THE DATA -
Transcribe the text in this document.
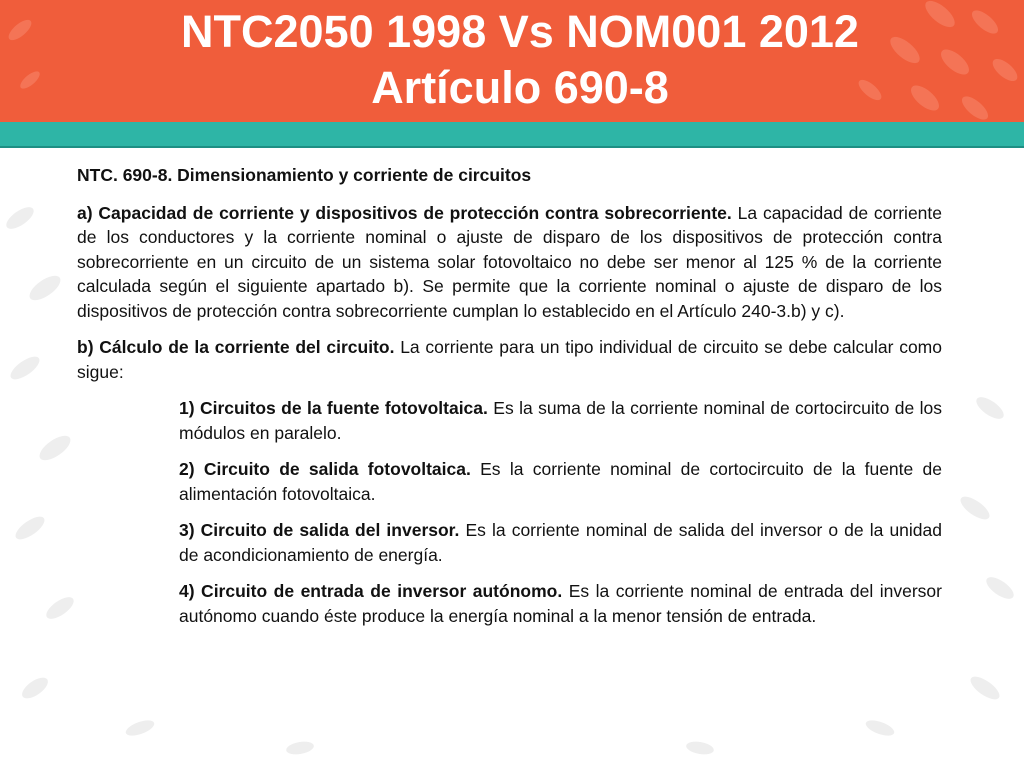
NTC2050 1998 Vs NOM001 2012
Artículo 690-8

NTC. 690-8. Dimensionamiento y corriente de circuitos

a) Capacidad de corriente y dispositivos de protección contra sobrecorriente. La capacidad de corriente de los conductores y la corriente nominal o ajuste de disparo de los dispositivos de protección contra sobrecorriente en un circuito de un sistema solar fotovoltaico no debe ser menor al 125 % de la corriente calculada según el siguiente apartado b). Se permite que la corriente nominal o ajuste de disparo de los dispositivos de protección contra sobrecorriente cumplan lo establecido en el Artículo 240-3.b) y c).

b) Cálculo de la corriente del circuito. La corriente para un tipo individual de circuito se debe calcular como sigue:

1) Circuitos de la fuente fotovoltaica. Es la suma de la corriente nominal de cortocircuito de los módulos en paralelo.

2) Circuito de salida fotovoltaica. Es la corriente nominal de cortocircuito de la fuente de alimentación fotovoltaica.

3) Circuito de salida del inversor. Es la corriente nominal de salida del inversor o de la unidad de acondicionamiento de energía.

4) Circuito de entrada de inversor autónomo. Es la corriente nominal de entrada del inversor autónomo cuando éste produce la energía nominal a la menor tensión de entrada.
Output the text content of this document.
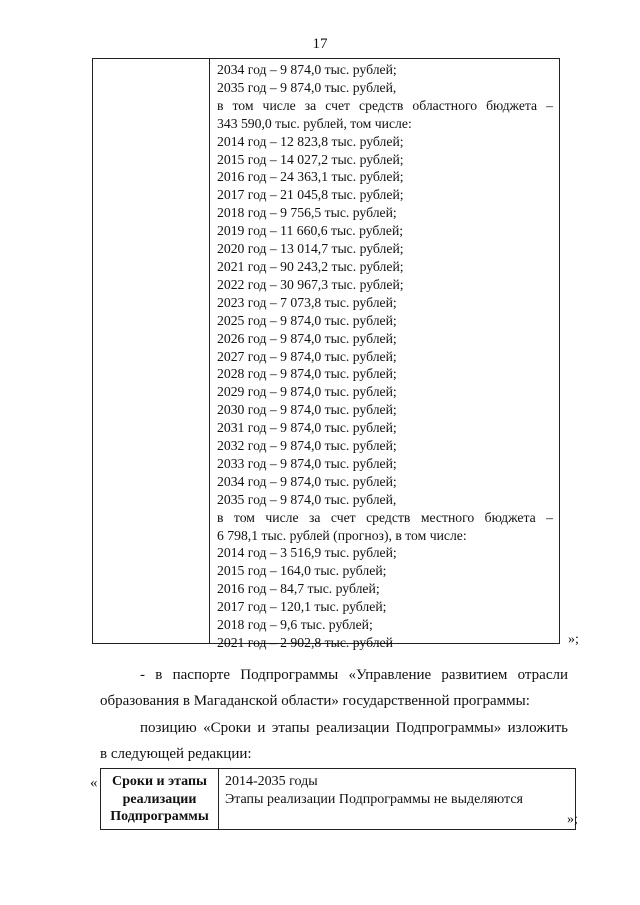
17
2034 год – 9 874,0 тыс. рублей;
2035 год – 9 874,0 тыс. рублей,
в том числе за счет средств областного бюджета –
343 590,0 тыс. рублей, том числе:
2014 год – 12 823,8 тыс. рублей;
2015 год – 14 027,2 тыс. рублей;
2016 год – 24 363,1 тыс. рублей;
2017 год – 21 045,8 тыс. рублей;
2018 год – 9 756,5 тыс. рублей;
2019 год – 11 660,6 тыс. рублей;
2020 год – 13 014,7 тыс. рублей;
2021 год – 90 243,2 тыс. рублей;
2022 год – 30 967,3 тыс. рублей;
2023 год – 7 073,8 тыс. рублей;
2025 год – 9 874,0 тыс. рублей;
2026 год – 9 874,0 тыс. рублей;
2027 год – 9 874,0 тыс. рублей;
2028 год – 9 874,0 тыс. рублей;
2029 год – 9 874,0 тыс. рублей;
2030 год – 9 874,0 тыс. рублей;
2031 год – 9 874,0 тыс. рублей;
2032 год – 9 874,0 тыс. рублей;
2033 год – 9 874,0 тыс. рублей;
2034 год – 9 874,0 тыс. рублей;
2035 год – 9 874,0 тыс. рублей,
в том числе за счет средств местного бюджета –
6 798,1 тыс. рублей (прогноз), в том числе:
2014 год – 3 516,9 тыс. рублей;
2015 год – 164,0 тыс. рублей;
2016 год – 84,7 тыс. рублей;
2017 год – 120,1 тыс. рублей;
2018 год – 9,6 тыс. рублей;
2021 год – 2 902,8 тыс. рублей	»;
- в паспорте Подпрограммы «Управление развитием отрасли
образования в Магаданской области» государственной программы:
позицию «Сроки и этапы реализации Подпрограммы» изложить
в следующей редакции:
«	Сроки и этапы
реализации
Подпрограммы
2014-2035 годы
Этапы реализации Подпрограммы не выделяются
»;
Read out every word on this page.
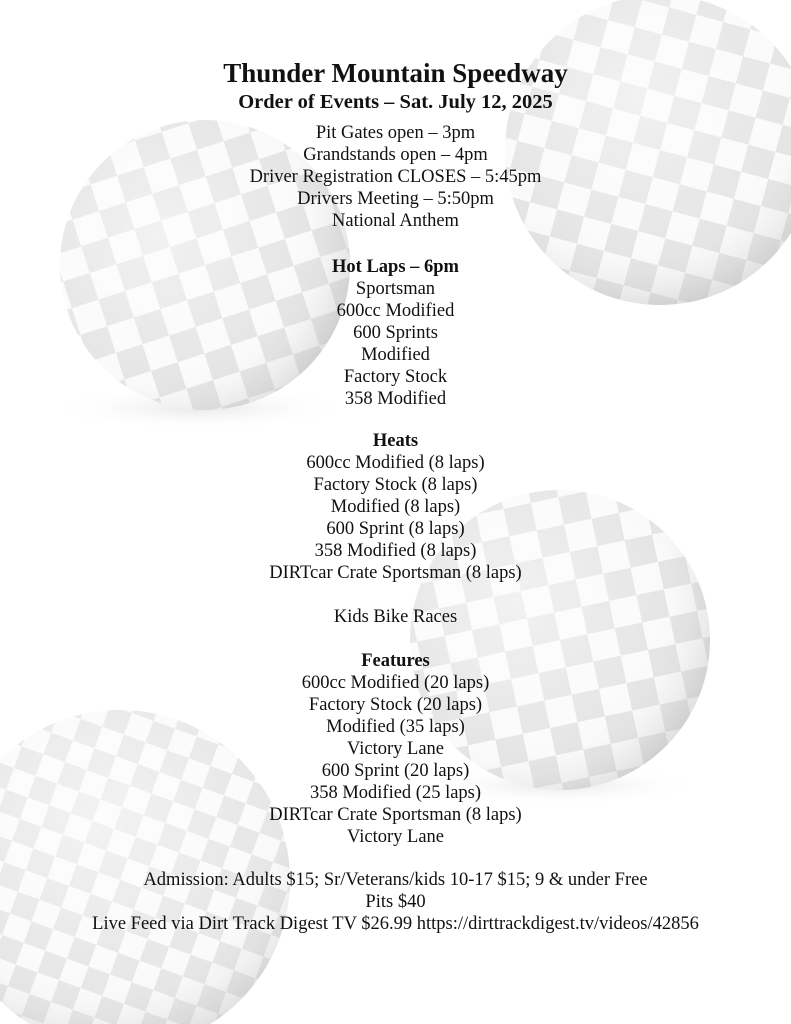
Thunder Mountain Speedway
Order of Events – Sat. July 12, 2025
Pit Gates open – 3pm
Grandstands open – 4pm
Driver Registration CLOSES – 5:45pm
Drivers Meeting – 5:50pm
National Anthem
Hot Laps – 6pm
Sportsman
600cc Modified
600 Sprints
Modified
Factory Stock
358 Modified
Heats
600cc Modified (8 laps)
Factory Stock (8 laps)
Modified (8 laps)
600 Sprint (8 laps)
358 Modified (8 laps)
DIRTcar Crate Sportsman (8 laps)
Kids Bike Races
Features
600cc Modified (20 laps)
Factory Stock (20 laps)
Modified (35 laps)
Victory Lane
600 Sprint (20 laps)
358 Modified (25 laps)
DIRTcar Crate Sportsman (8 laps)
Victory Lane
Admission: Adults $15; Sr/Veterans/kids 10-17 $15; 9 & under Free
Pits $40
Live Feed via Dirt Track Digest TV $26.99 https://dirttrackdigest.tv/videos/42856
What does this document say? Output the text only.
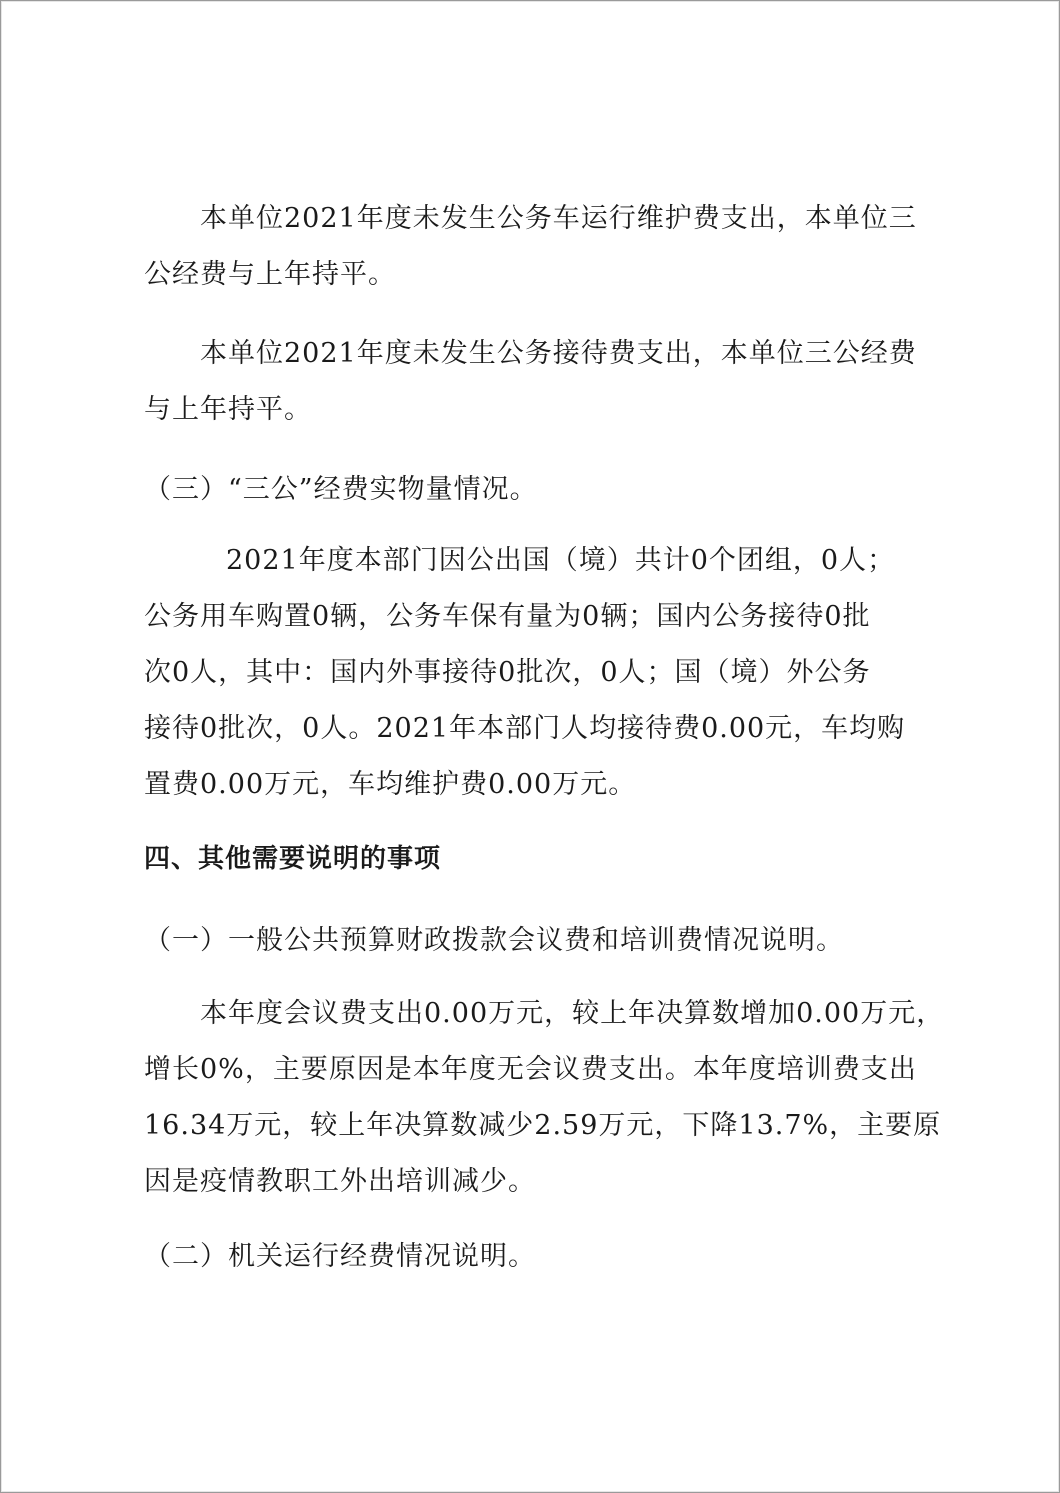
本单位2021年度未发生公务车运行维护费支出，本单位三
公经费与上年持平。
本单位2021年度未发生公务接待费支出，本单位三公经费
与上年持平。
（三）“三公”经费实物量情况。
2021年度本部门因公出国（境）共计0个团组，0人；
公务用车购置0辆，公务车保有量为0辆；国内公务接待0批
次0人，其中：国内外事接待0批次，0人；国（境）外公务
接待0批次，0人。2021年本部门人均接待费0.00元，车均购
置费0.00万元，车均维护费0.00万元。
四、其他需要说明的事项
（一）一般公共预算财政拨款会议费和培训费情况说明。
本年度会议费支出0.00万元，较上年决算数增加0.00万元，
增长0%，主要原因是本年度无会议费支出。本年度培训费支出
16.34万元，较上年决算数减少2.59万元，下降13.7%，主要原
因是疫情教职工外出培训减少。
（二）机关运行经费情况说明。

EXERCISE DETAILS -
Return every line of the records exactly as given, pictures excluded.

SOLUTION TO THIS PROBLEM -
Transcribe the text in this document.
NTC2050 1998 Vs NOM001 2012
Artículo 690-8

NTC. 690-8. Dimensionamiento y corriente de circuitos

a) Capacidad de corriente y dispositivos de protección contra sobrecorriente. La capacidad de corriente de los conductores y la corriente nominal o ajuste de disparo de los dispositivos de protección contra sobrecorriente en un circuito de un sistema solar fotovoltaico no debe ser menor al 125 % de la corriente calculada según el siguiente apartado b). Se permite que la corriente nominal o ajuste de disparo de los dispositivos de protección contra sobrecorriente cumplan lo establecido en el Artículo 240-3.b) y c).

b) Cálculo de la corriente del circuito. La corriente para un tipo individual de circuito se debe calcular como sigue:

1) Circuitos de la fuente fotovoltaica. Es la suma de la corriente nominal de cortocircuito de los módulos en paralelo.

2) Circuito de salida fotovoltaica. Es la corriente nominal de cortocircuito de la fuente de alimentación fotovoltaica.

3) Circuito de salida del inversor. Es la corriente nominal de salida del inversor o de la unidad de acondicionamiento de energía.

4) Circuito de entrada de inversor autónomo. Es la corriente nominal de entrada del inversor autónomo cuando éste produce la energía nominal a la menor tensión de entrada.
Output the text content of this document.
17
2034 год – 9 874,0 тыс. рублей;
2035 год – 9 874,0 тыс. рублей,
в том числе за счет средств областного бюджета –
343 590,0 тыс. рублей, том числе:
2014 год – 12 823,8 тыс. рублей;
2015 год – 14 027,2 тыс. рублей;
2016 год – 24 363,1 тыс. рублей;
2017 год – 21 045,8 тыс. рублей;
2018 год – 9 756,5 тыс. рублей;
2019 год – 11 660,6 тыс. рублей;
2020 год – 13 014,7 тыс. рублей;
2021 год – 90 243,2 тыс. рублей;
2022 год – 30 967,3 тыс. рублей;
2023 год – 7 073,8 тыс. рублей;
2025 год – 9 874,0 тыс. рублей;
2026 год – 9 874,0 тыс. рублей;
2027 год – 9 874,0 тыс. рублей;
2028 год – 9 874,0 тыс. рублей;
2029 год – 9 874,0 тыс. рублей;
2030 год – 9 874,0 тыс. рублей;
2031 год – 9 874,0 тыс. рублей;
2032 год – 9 874,0 тыс. рублей;
2033 год – 9 874,0 тыс. рублей;
2034 год – 9 874,0 тыс. рублей;
2035 год – 9 874,0 тыс. рублей,
в том числе за счет средств местного бюджета –
6 798,1 тыс. рублей (прогноз), в том числе:
2014 год – 3 516,9 тыс. рублей;
2015 год – 164,0 тыс. рублей;
2016 год – 84,7 тыс. рублей;
2017 год – 120,1 тыс. рублей;
2018 год – 9,6 тыс. рублей;
2021 год – 2 902,8 тыс. рублей	»;
- в паспорте Подпрограммы «Управление развитием отрасли
образования в Магаданской области» государственной программы:
позицию «Сроки и этапы реализации Подпрограммы» изложить
в следующей редакции:
«	Сроки и этапы
реализации
Подпрограммы
2014-2035 годы
Этапы реализации Подпрограммы не выделяются
»;
Read out every word on this page.
Thunder Mountain Speedway
Order of Events – Sat. July 12, 2025
Pit Gates open – 3pm
Grandstands open – 4pm
Driver Registration CLOSES – 5:45pm
Drivers Meeting – 5:50pm
National Anthem
Hot Laps – 6pm
Sportsman
600cc Modified
600 Sprints
Modified
Factory Stock
358 Modified
Heats
600cc Modified (8 laps)
Factory Stock (8 laps)
Modified (8 laps)
600 Sprint (8 laps)
358 Modified (8 laps)
DIRTcar Crate Sportsman (8 laps)
Kids Bike Races
Features
600cc Modified (20 laps)
Factory Stock (20 laps)
Modified (35 laps)
Victory Lane
600 Sprint (20 laps)
358 Modified (25 laps)
DIRTcar Crate Sportsman (8 laps)
Victory Lane
Admission: Adults $15; Sr/Veterans/kids 10-17 $15; 9 & under Free
Pits $40
Live Feed via Dirt Track Digest TV $26.99 https://dirttrackdigest.tv/videos/42856
What does this document say? Output the text only.
本单位2021年度未发生公务车运行维护费支出，本单位三
公经费与上年持平。
本单位2021年度未发生公务接待费支出，本单位三公经费
与上年持平。
（三）“三公”经费实物量情况。
2021年度本部门因公出国（境）共计0个团组，0人；
公务用车购置0辆，公务车保有量为0辆；国内公务接待0批
次0人，其中：国内外事接待0批次，0人；国（境）外公务
接待0批次，0人。2021年本部门人均接待费0.00元，车均购
置费0.00万元，车均维护费0.00万元。
四、其他需要说明的事项
（一）一般公共预算财政拨款会议费和培训费情况说明。
本年度会议费支出0.00万元，较上年决算数增加0.00万元，
增长0%，主要原因是本年度无会议费支出。本年度培训费支出
16.34万元，较上年决算数减少2.59万元，下降13.7%，主要原
因是疫情教职工外出培训减少。
（二）机关运行经费情况说明。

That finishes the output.